# [EXERCISE INSTRUCTIONS]
The records follow. Transcribe only the lines from the line containing "Serialize everything readable" through the end, both ends included, and leave out the pictures.

(Dataset listings of figures)
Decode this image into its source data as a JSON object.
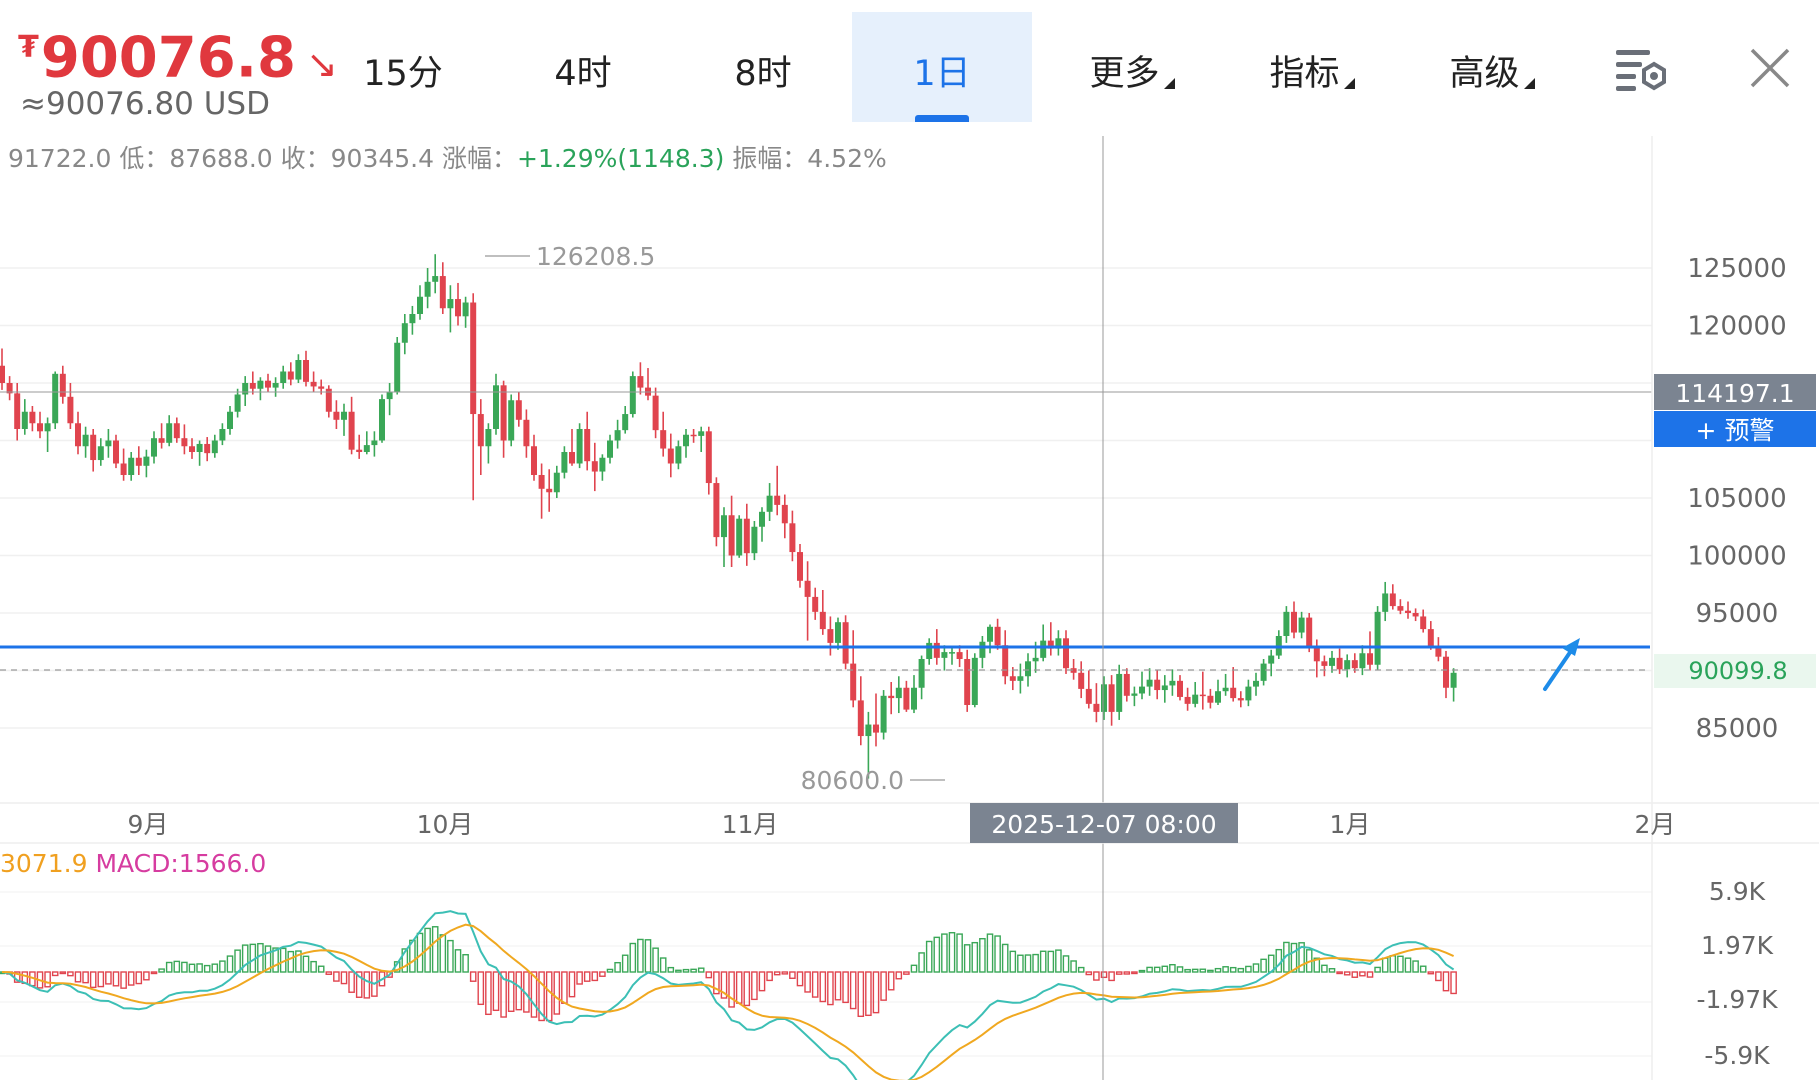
{
  "header": {
    "currency_symbol": "₮",
    "price": "90076.8",
    "trend_arrow": "↘",
    "usd_price": "≈90076.80 USD",
    "tabs": [
      {
        "label": "15分",
        "active": false,
        "dropdown": false
      },
      {
        "label": "4时",
        "active": false,
        "dropdown": false
      },
      {
        "label": "8时",
        "active": false,
        "dropdown": false
      },
      {
        "label": "1日",
        "active": true,
        "dropdown": false
      },
      {
        "label": "更多",
        "active": false,
        "dropdown": true
      },
      {
        "label": "指标",
        "active": false,
        "dropdown": true
      },
      {
        "label": "高级",
        "active": false,
        "dropdown": true
      }
    ],
    "icons": [
      "chart-settings-icon",
      "close-icon"
    ]
  },
  "info_bar": {
    "prefix": "91722.0 低：87688.0 收：90345.4 涨幅：",
    "change": "+1.29%(1148.3)",
    "suffix": " 振幅：4.52%"
  },
  "macd_info": {
    "dea": "3071.9",
    "macd": "MACD:1566.0"
  },
  "colors": {
    "up": "#3aa757",
    "down": "#e0444e",
    "accent": "#1d73e8",
    "dif_line": "#3cbfb5",
    "dea_line": "#f0a820",
    "current_price": "#2aa35a"
  },
  "chart_data": {
    "type": "candlestick",
    "interval": "1日",
    "y_axis_labels": [
      "125000",
      "120000",
      "105000",
      "100000",
      "95000",
      "85000"
    ],
    "y_range": [
      78000,
      134000
    ],
    "x_axis_labels": [
      "9月",
      "10月",
      "11月",
      "1月",
      "2月"
    ],
    "crosshair": {
      "label": "2025-12-07 08:00",
      "price": "114197.1"
    },
    "alert_button": "+ 预警",
    "current_price": "90099.8",
    "high_marker": "126208.5",
    "low_marker": "80600.0",
    "horizontal_line": 92300,
    "candles": [
      [
        116500,
        118000,
        114400,
        115000
      ],
      [
        115000,
        115600,
        113500,
        114100
      ],
      [
        114100,
        115000,
        110000,
        111000
      ],
      [
        111000,
        113600,
        110500,
        112500
      ],
      [
        112500,
        113000,
        110800,
        111500
      ],
      [
        111500,
        112500,
        110200,
        110800
      ],
      [
        110800,
        112000,
        109000,
        111500
      ],
      [
        111500,
        116000,
        111000,
        115800
      ],
      [
        115800,
        116500,
        113200,
        113800
      ],
      [
        113800,
        115000,
        111000,
        111500
      ],
      [
        111500,
        112500,
        108800,
        109500
      ],
      [
        109500,
        111200,
        108500,
        110500
      ],
      [
        110500,
        111000,
        107300,
        108300
      ],
      [
        108300,
        110200,
        107800,
        109500
      ],
      [
        109500,
        111000,
        108500,
        110000
      ],
      [
        110000,
        110500,
        107600,
        108000
      ],
      [
        108000,
        109300,
        106500,
        107000
      ],
      [
        107000,
        109000,
        106500,
        108500
      ],
      [
        108500,
        109500,
        107000,
        107800
      ],
      [
        107800,
        109200,
        106800,
        108600
      ],
      [
        108600,
        110800,
        108000,
        110200
      ],
      [
        110200,
        111500,
        109300,
        109800
      ],
      [
        109800,
        112200,
        109500,
        111500
      ],
      [
        111500,
        112000,
        109800,
        110200
      ],
      [
        110200,
        111400,
        108800,
        109500
      ],
      [
        109500,
        110200,
        108400,
        109000
      ],
      [
        109000,
        110000,
        107800,
        109700
      ],
      [
        109700,
        110300,
        108200,
        108900
      ],
      [
        108900,
        110500,
        108500,
        110000
      ],
      [
        110000,
        111500,
        109600,
        111000
      ],
      [
        111000,
        113000,
        110500,
        112500
      ],
      [
        112500,
        114500,
        112000,
        114000
      ],
      [
        114000,
        115600,
        113000,
        115000
      ],
      [
        115000,
        116000,
        114000,
        114500
      ],
      [
        114500,
        115500,
        113500,
        115200
      ],
      [
        115200,
        115800,
        114200,
        114600
      ],
      [
        114600,
        115500,
        113800,
        115000
      ],
      [
        115000,
        116500,
        114500,
        116000
      ],
      [
        116000,
        116800,
        114800,
        115300
      ],
      [
        115300,
        117500,
        115000,
        117000
      ],
      [
        117000,
        117800,
        114700,
        115100
      ],
      [
        115100,
        116000,
        114200,
        114700
      ],
      [
        114700,
        115300,
        114000,
        114500
      ],
      [
        114500,
        114800,
        112000,
        112500
      ],
      [
        112500,
        113500,
        111000,
        111800
      ],
      [
        111800,
        113200,
        110400,
        112500
      ],
      [
        112500,
        113800,
        108800,
        109200
      ],
      [
        109200,
        110500,
        108400,
        109000
      ],
      [
        109000,
        110800,
        108800,
        109600
      ],
      [
        109600,
        110800,
        108600,
        110000
      ],
      [
        110000,
        114000,
        109800,
        113600
      ],
      [
        113600,
        115000,
        112200,
        114200
      ],
      [
        114200,
        119000,
        114000,
        118500
      ],
      [
        118500,
        121000,
        117500,
        120200
      ],
      [
        120200,
        121700,
        119200,
        121000
      ],
      [
        121000,
        123500,
        120500,
        122500
      ],
      [
        122500,
        125000,
        121500,
        123800
      ],
      [
        123800,
        126200,
        122800,
        124300
      ],
      [
        124300,
        125500,
        121000,
        121500
      ],
      [
        121500,
        123500,
        119400,
        122300
      ],
      [
        122300,
        123700,
        120000,
        120800
      ],
      [
        120800,
        122500,
        119800,
        122000
      ],
      [
        122000,
        122800,
        104800,
        112300
      ],
      [
        112300,
        113600,
        107000,
        109500
      ],
      [
        109500,
        111500,
        108000,
        111000
      ],
      [
        111000,
        115800,
        110500,
        114800
      ],
      [
        114800,
        115200,
        108500,
        110000
      ],
      [
        110000,
        114000,
        109500,
        113500
      ],
      [
        113500,
        114200,
        111200,
        111800
      ],
      [
        111800,
        112700,
        108500,
        109500
      ],
      [
        109500,
        110500,
        106500,
        107000
      ],
      [
        107000,
        108000,
        103200,
        105800
      ],
      [
        105800,
        107500,
        103800,
        105500
      ],
      [
        105500,
        107800,
        105000,
        107200
      ],
      [
        107200,
        109500,
        106700,
        109000
      ],
      [
        109000,
        111000,
        107800,
        108000
      ],
      [
        108000,
        111500,
        107600,
        111000
      ],
      [
        111000,
        112500,
        107400,
        108200
      ],
      [
        108200,
        109800,
        105600,
        107300
      ],
      [
        107300,
        108800,
        106500,
        108500
      ],
      [
        108500,
        110500,
        108000,
        110000
      ],
      [
        110000,
        111800,
        109300,
        110900
      ],
      [
        110900,
        113000,
        110600,
        112300
      ],
      [
        112300,
        116000,
        112000,
        115600
      ],
      [
        115600,
        116800,
        114000,
        114600
      ],
      [
        114600,
        116300,
        113500,
        113900
      ],
      [
        113900,
        114600,
        110200,
        110900
      ],
      [
        110900,
        112500,
        108600,
        109300
      ],
      [
        109300,
        110600,
        106800,
        108000
      ],
      [
        108000,
        110000,
        107500,
        109500
      ],
      [
        109500,
        111000,
        108500,
        110500
      ],
      [
        110500,
        111000,
        109800,
        110400
      ],
      [
        110400,
        111200,
        109000,
        110800
      ],
      [
        110800,
        111200,
        105300,
        106300
      ],
      [
        106300,
        106800,
        100800,
        101600
      ],
      [
        101600,
        104200,
        99000,
        103500
      ],
      [
        103500,
        105200,
        99000,
        100000
      ],
      [
        100000,
        103500,
        99800,
        103200
      ],
      [
        103200,
        104500,
        99100,
        100200
      ],
      [
        100200,
        103000,
        99600,
        102500
      ],
      [
        102500,
        104200,
        101200,
        103800
      ],
      [
        103800,
        106300,
        103000,
        105200
      ],
      [
        105200,
        107800,
        103500,
        104400
      ],
      [
        104400,
        105300,
        101500,
        102800
      ],
      [
        102800,
        103900,
        99500,
        100300
      ],
      [
        100300,
        101000,
        97200,
        97800
      ],
      [
        97800,
        99500,
        92600,
        96400
      ],
      [
        96400,
        97200,
        94400,
        95100
      ],
      [
        95100,
        97000,
        93100,
        93600
      ],
      [
        93600,
        94700,
        91300,
        92400
      ],
      [
        92400,
        94600,
        91800,
        94200
      ],
      [
        94200,
        94800,
        90100,
        90600
      ],
      [
        90600,
        93500,
        86800,
        87400
      ],
      [
        87400,
        89500,
        83500,
        84300
      ],
      [
        84300,
        86400,
        80600,
        85300
      ],
      [
        85300,
        88000,
        83400,
        84600
      ],
      [
        84600,
        88300,
        84000,
        87800
      ],
      [
        87800,
        89000,
        86200,
        87600
      ],
      [
        87600,
        89500,
        86300,
        88500
      ],
      [
        88500,
        89100,
        86400,
        86600
      ],
      [
        86600,
        89600,
        86300,
        88500
      ],
      [
        88500,
        91300,
        87500,
        91000
      ],
      [
        91000,
        92800,
        90500,
        92400
      ],
      [
        92400,
        93600,
        90500,
        91100
      ],
      [
        91100,
        92200,
        90000,
        91600
      ],
      [
        91600,
        92100,
        90500,
        91600
      ],
      [
        91600,
        92200,
        90300,
        91000
      ],
      [
        91000,
        91800,
        86400,
        87000
      ],
      [
        87000,
        91500,
        86800,
        91100
      ],
      [
        91100,
        93000,
        90200,
        92500
      ],
      [
        92500,
        94000,
        91500,
        93800
      ],
      [
        93800,
        94500,
        91800,
        92200
      ],
      [
        92200,
        93500,
        88800,
        89500
      ],
      [
        89500,
        90300,
        88300,
        89100
      ],
      [
        89100,
        90600,
        88000,
        89500
      ],
      [
        89500,
        91500,
        88600,
        90800
      ],
      [
        90800,
        92500,
        89800,
        91100
      ],
      [
        91100,
        94000,
        90800,
        92600
      ],
      [
        92600,
        94200,
        91300,
        91900
      ],
      [
        91900,
        93500,
        91300,
        92800
      ],
      [
        92800,
        93500,
        89700,
        90200
      ],
      [
        90200,
        91000,
        89200,
        89800
      ],
      [
        89800,
        90800,
        87600,
        88400
      ],
      [
        88400,
        90000,
        86700,
        87100
      ],
      [
        87100,
        88900,
        85500,
        86400
      ],
      [
        86400,
        89500,
        85700,
        88800
      ],
      [
        88800,
        89600,
        85200,
        86400
      ],
      [
        86400,
        90500,
        85700,
        89700
      ],
      [
        89700,
        90200,
        87300,
        87800
      ],
      [
        87800,
        88600,
        86900,
        88000
      ],
      [
        88000,
        89900,
        87500,
        88600
      ],
      [
        88600,
        90200,
        87800,
        89200
      ],
      [
        89200,
        90000,
        87500,
        88300
      ],
      [
        88300,
        89600,
        87200,
        88700
      ],
      [
        88700,
        90100,
        87800,
        89100
      ],
      [
        89100,
        89600,
        87400,
        87700
      ],
      [
        87700,
        88500,
        86500,
        87100
      ],
      [
        87100,
        89000,
        86800,
        87900
      ],
      [
        87900,
        89900,
        86600,
        87800
      ],
      [
        87800,
        88400,
        86700,
        87200
      ],
      [
        87200,
        89200,
        87000,
        88200
      ],
      [
        88200,
        89700,
        87800,
        88500
      ],
      [
        88500,
        90300,
        87300,
        87600
      ],
      [
        87600,
        88200,
        86800,
        87400
      ],
      [
        87400,
        89200,
        86900,
        88600
      ],
      [
        88600,
        89800,
        87800,
        89100
      ],
      [
        89100,
        91000,
        88700,
        90600
      ],
      [
        90600,
        91800,
        89500,
        91300
      ],
      [
        91300,
        93500,
        91000,
        93000
      ],
      [
        93000,
        95600,
        92400,
        95100
      ],
      [
        95100,
        96000,
        92800,
        93300
      ],
      [
        93300,
        95100,
        92800,
        94600
      ],
      [
        94600,
        95000,
        91600,
        92000
      ],
      [
        92000,
        92700,
        89400,
        90800
      ],
      [
        90800,
        91300,
        89500,
        90400
      ],
      [
        90400,
        91700,
        89800,
        91100
      ],
      [
        91100,
        91900,
        89700,
        90100
      ],
      [
        90100,
        91400,
        89400,
        90900
      ],
      [
        90900,
        91500,
        89800,
        90200
      ],
      [
        90200,
        92200,
        89600,
        91500
      ],
      [
        91500,
        93400,
        90000,
        90500
      ],
      [
        90500,
        95600,
        90000,
        95100
      ],
      [
        95100,
        97700,
        94300,
        96700
      ],
      [
        96700,
        97500,
        95300,
        95600
      ],
      [
        95600,
        96200,
        94900,
        95200
      ],
      [
        95200,
        96000,
        94500,
        95000
      ],
      [
        95000,
        95400,
        94300,
        94700
      ],
      [
        94700,
        95300,
        93300,
        93600
      ],
      [
        93600,
        94300,
        91800,
        92000
      ],
      [
        92000,
        92900,
        90800,
        91200
      ],
      [
        91200,
        91700,
        87600,
        88500
      ],
      [
        88500,
        90200,
        87300,
        89800
      ]
    ],
    "macd": {
      "y_axis_labels": [
        "5.9K",
        "1.97K",
        "-1.97K",
        "-5.9K"
      ],
      "y_range": [
        -7000,
        7000
      ]
    }
  }
}
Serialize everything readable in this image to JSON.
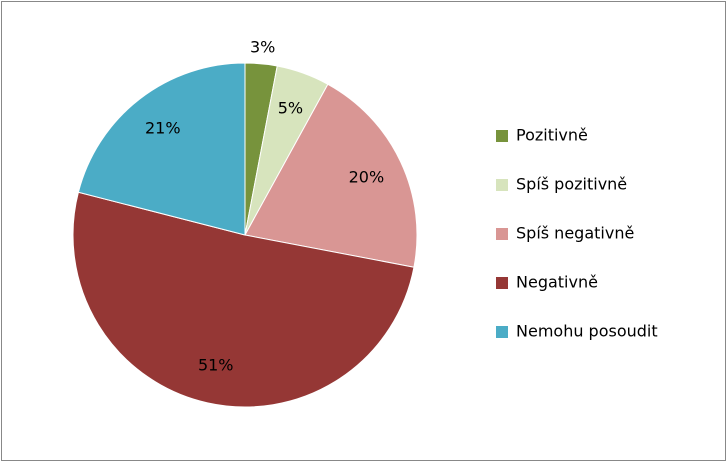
{
  "chart_data": {
    "type": "pie",
    "categories": [
      "Pozitivně",
      "Spíš pozitivně",
      "Spíš negativně",
      "Negativně",
      "Nemohu posoudit"
    ],
    "values": [
      3,
      5,
      20,
      51,
      21
    ],
    "value_labels": [
      "3%",
      "5%",
      "20%",
      "51%",
      "21%"
    ],
    "colors": [
      "#77933c",
      "#d7e4bd",
      "#d99694",
      "#953735",
      "#4bacc6"
    ],
    "legend": "right"
  }
}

# [RESULT]
Serialize everything readable in this image to JSON.
{
  "chart_data": {
    "type": "pie",
    "categories": [
      "Pozitivně",
      "Spíš pozitivně",
      "Spíš negativně",
      "Negativně",
      "Nemohu posoudit"
    ],
    "values": [
      3,
      5,
      20,
      51,
      21
    ],
    "value_labels": [
      "3%",
      "5%",
      "20%",
      "51%",
      "21%"
    ],
    "colors": [
      "#77933c",
      "#d7e4bd",
      "#d99694",
      "#953735",
      "#4bacc6"
    ],
    "legend": "right"
  }
}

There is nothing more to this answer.